> [WHAT IS REQUIRED] Check every line of the entries below for the word "your", and copy the ones that have it.

Stored data:
»»

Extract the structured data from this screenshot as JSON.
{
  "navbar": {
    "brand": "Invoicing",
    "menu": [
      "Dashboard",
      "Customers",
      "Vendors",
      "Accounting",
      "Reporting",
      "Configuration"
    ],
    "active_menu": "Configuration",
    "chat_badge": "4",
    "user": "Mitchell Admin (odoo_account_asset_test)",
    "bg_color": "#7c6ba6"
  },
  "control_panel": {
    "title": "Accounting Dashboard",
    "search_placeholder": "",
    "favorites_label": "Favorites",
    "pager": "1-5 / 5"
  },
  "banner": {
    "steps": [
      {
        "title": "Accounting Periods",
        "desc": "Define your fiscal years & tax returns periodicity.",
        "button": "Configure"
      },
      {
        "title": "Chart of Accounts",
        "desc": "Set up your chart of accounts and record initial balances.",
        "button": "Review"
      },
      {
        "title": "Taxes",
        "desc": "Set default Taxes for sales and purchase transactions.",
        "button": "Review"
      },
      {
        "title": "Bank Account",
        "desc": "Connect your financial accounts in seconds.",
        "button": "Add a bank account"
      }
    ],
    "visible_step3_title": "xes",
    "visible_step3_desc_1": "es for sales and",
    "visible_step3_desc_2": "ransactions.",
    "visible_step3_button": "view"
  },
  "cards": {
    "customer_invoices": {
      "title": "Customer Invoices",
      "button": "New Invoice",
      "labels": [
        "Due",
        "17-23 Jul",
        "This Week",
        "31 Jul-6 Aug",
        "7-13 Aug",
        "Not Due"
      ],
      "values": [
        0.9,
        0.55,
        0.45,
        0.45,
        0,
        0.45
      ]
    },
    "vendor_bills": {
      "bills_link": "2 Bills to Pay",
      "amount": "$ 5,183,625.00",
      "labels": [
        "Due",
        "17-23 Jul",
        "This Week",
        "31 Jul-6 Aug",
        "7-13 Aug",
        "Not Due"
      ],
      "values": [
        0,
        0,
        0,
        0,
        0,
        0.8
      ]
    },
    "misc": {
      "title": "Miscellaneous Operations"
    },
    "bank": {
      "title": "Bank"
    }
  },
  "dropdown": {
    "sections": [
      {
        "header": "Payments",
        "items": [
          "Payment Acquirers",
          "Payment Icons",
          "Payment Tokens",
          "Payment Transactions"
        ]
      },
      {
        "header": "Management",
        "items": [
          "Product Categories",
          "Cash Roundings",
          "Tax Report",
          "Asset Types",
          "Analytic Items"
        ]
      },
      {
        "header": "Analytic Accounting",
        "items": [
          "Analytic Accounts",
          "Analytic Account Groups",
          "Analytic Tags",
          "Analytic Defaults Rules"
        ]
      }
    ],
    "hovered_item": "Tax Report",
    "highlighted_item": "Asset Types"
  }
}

««

> [WRITTEN SOLUTION]
        "desc": "Define your fiscal years & tax returns periodicity.",
        "desc": "Set up your chart of accounts and record initial balances.",
        "desc": "Connect your financial accounts in seconds.",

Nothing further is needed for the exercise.